### Short task
Repeat all of the material below exactly as written, images excluded.

### The records
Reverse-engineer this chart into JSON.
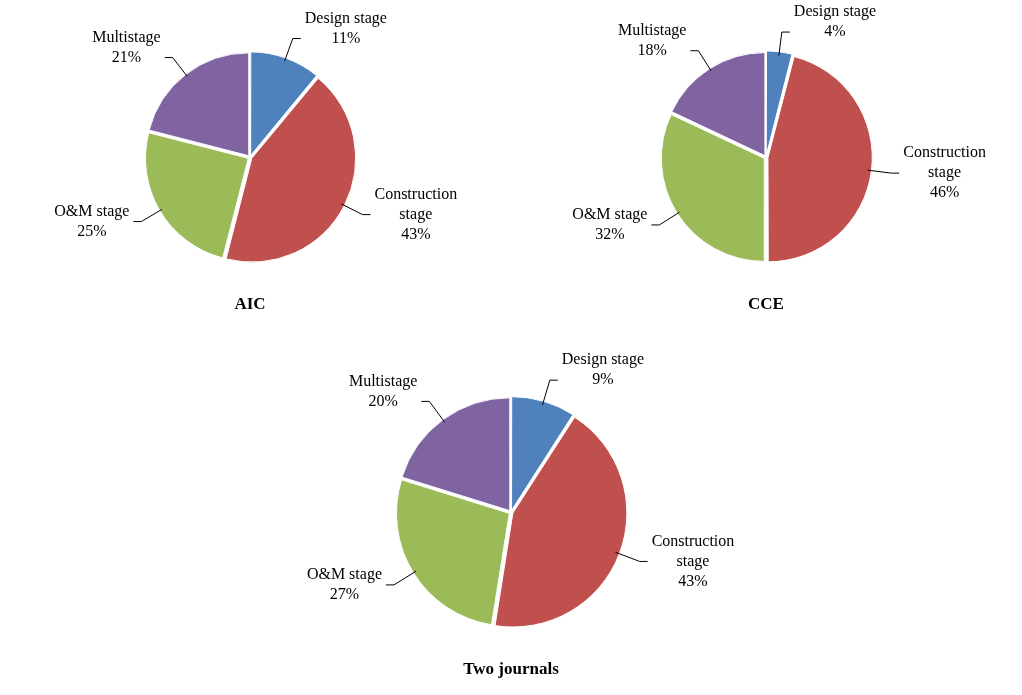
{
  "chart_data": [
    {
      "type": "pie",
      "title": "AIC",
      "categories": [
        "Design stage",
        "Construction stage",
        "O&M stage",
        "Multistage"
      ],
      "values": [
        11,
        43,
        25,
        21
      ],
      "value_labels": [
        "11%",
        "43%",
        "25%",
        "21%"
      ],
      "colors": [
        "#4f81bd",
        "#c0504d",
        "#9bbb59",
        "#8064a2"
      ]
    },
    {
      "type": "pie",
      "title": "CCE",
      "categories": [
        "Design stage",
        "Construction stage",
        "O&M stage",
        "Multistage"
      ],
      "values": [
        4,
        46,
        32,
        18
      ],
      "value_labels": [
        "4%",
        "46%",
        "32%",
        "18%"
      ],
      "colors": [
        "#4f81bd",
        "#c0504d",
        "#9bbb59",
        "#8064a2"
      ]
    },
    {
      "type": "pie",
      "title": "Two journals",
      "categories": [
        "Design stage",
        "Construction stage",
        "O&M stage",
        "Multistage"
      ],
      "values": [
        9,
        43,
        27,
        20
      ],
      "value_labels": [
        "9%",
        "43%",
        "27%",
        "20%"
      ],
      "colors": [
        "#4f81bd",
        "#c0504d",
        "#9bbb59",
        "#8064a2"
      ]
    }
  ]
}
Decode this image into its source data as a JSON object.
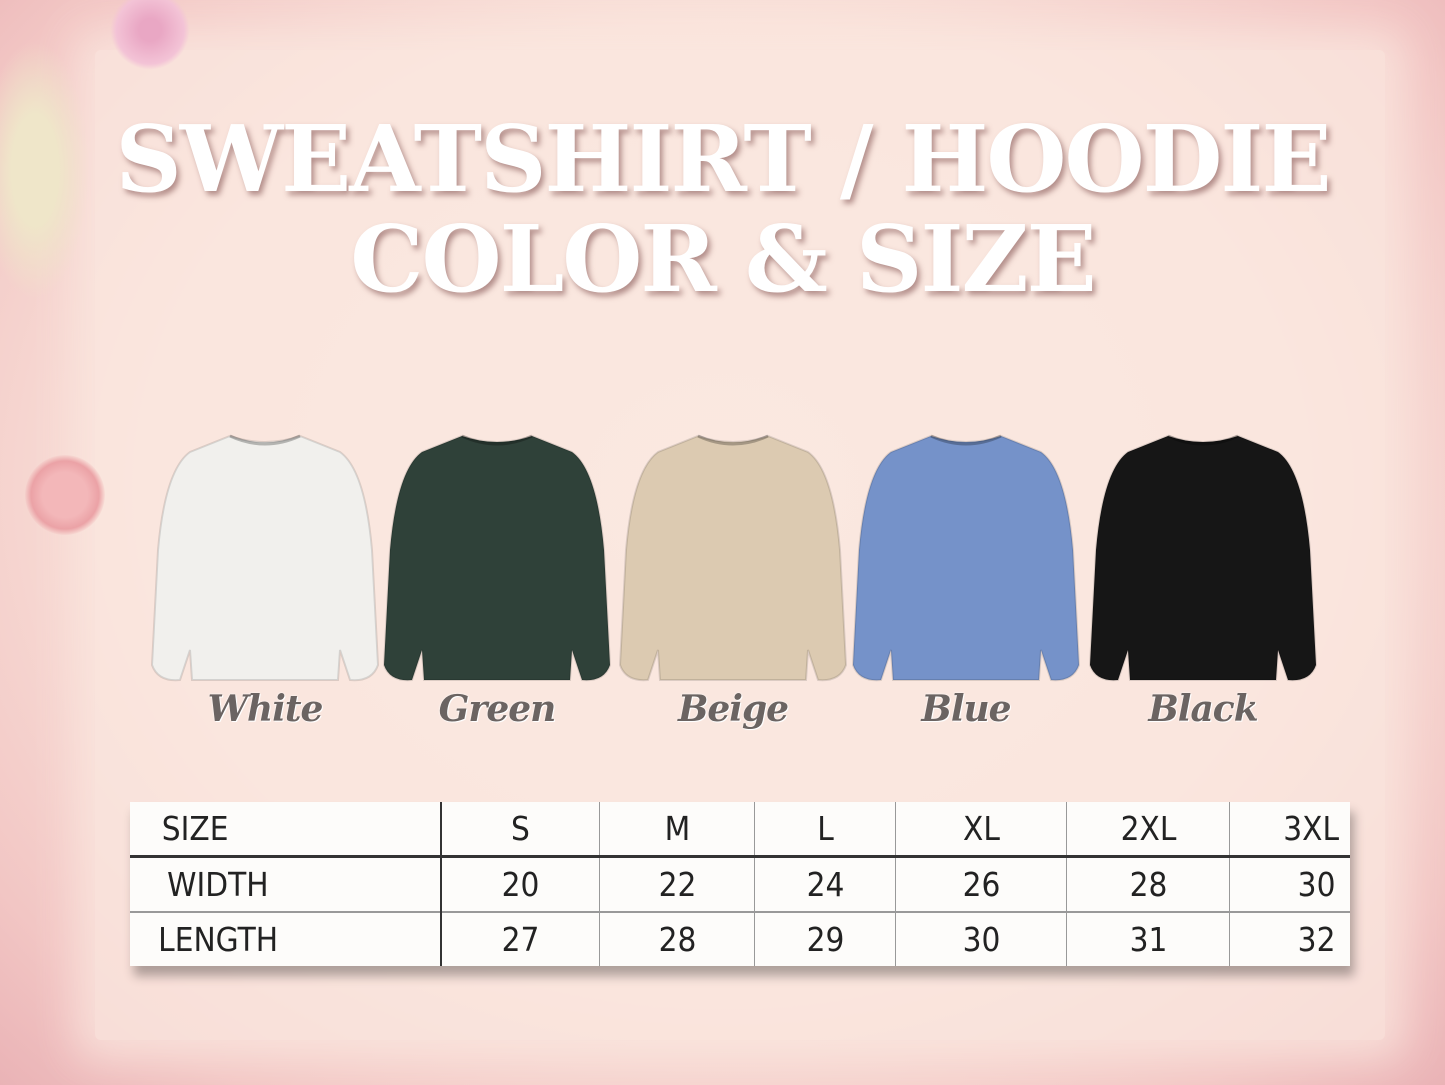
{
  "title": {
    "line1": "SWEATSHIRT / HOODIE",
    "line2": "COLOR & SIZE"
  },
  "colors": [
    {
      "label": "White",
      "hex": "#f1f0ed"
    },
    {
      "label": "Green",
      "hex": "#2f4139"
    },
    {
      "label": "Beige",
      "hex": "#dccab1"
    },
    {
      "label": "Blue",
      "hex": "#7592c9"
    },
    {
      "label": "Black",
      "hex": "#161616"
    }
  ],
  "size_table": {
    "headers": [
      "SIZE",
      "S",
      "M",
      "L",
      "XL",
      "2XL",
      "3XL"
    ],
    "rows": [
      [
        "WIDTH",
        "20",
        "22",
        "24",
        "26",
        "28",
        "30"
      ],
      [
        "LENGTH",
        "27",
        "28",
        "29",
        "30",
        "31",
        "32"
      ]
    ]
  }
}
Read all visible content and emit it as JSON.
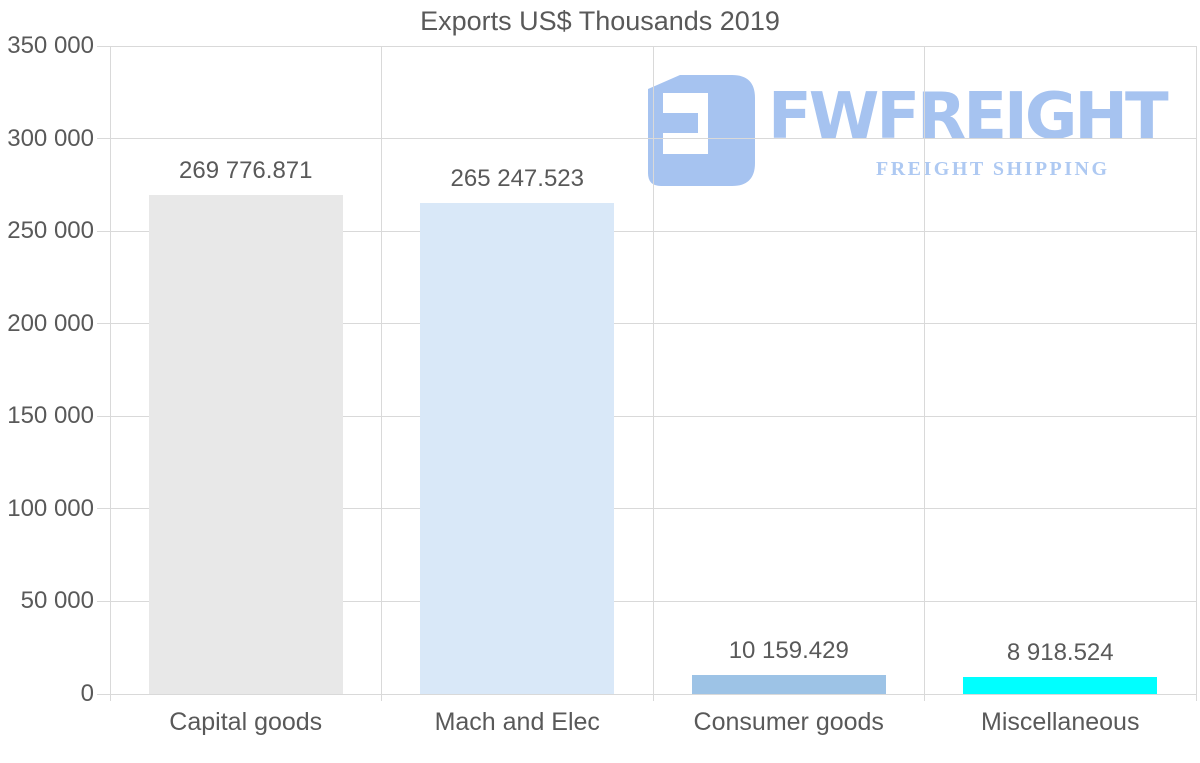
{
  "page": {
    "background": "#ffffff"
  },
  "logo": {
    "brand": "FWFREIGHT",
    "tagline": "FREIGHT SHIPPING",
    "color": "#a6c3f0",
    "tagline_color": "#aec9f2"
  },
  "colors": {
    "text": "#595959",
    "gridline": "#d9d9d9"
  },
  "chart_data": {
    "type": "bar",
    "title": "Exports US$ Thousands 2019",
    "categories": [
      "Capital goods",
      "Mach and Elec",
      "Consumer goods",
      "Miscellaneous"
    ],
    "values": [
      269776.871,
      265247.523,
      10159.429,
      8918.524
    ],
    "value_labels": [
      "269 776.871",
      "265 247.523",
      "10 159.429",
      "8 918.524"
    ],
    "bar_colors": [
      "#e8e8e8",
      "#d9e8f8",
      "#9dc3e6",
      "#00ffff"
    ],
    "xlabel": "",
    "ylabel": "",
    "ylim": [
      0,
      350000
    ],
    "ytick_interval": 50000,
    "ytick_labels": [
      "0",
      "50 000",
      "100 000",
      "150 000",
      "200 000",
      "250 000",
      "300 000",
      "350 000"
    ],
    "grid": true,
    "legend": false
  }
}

### Correct output
Reverse-engineer this chart into JSON.
{
  "chart_data": [
    {
      "type": "pie",
      "title": "AIC",
      "categories": [
        "Design stage",
        "Construction stage",
        "O&M stage",
        "Multistage"
      ],
      "values": [
        11,
        43,
        25,
        21
      ],
      "value_labels": [
        "11%",
        "43%",
        "25%",
        "21%"
      ],
      "colors": [
        "#4f81bd",
        "#c0504d",
        "#9bbb59",
        "#8064a2"
      ]
    },
    {
      "type": "pie",
      "title": "CCE",
      "categories": [
        "Design stage",
        "Construction stage",
        "O&M stage",
        "Multistage"
      ],
      "values": [
        4,
        46,
        32,
        18
      ],
      "value_labels": [
        "4%",
        "46%",
        "32%",
        "18%"
      ],
      "colors": [
        "#4f81bd",
        "#c0504d",
        "#9bbb59",
        "#8064a2"
      ]
    },
    {
      "type": "pie",
      "title": "Two journals",
      "categories": [
        "Design stage",
        "Construction stage",
        "O&M stage",
        "Multistage"
      ],
      "values": [
        9,
        43,
        27,
        20
      ],
      "value_labels": [
        "9%",
        "43%",
        "27%",
        "20%"
      ],
      "colors": [
        "#4f81bd",
        "#c0504d",
        "#9bbb59",
        "#8064a2"
      ]
    }
  ]
}
Decode this image into its source data as a JSON object.
{
  "title": {
    "line1": "SWEATSHIRT / HOODIE",
    "line2": "COLOR & SIZE"
  },
  "colors": [
    {
      "label": "White",
      "hex": "#f1f0ed"
    },
    {
      "label": "Green",
      "hex": "#2f4139"
    },
    {
      "label": "Beige",
      "hex": "#dccab1"
    },
    {
      "label": "Blue",
      "hex": "#7592c9"
    },
    {
      "label": "Black",
      "hex": "#161616"
    }
  ],
  "size_table": {
    "headers": [
      "SIZE",
      "S",
      "M",
      "L",
      "XL",
      "2XL",
      "3XL"
    ],
    "rows": [
      [
        "WIDTH",
        "20",
        "22",
        "24",
        "26",
        "28",
        "30"
      ],
      [
        "LENGTH",
        "27",
        "28",
        "29",
        "30",
        "31",
        "32"
      ]
    ]
  }
}
Read all visible content and emit it as JSON.
{
  "page": {
    "background": "#ffffff"
  },
  "logo": {
    "brand": "FWFREIGHT",
    "tagline": "FREIGHT SHIPPING",
    "color": "#a6c3f0",
    "tagline_color": "#aec9f2"
  },
  "colors": {
    "text": "#595959",
    "gridline": "#d9d9d9"
  },
  "chart_data": {
    "type": "bar",
    "title": "Exports US$ Thousands 2019",
    "categories": [
      "Capital goods",
      "Mach and Elec",
      "Consumer goods",
      "Miscellaneous"
    ],
    "values": [
      269776.871,
      265247.523,
      10159.429,
      8918.524
    ],
    "value_labels": [
      "269 776.871",
      "265 247.523",
      "10 159.429",
      "8 918.524"
    ],
    "bar_colors": [
      "#e8e8e8",
      "#d9e8f8",
      "#9dc3e6",
      "#00ffff"
    ],
    "xlabel": "",
    "ylabel": "",
    "ylim": [
      0,
      350000
    ],
    "ytick_interval": 50000,
    "ytick_labels": [
      "0",
      "50 000",
      "100 000",
      "150 000",
      "200 000",
      "250 000",
      "300 000",
      "350 000"
    ],
    "grid": true,
    "legend": false
  }
}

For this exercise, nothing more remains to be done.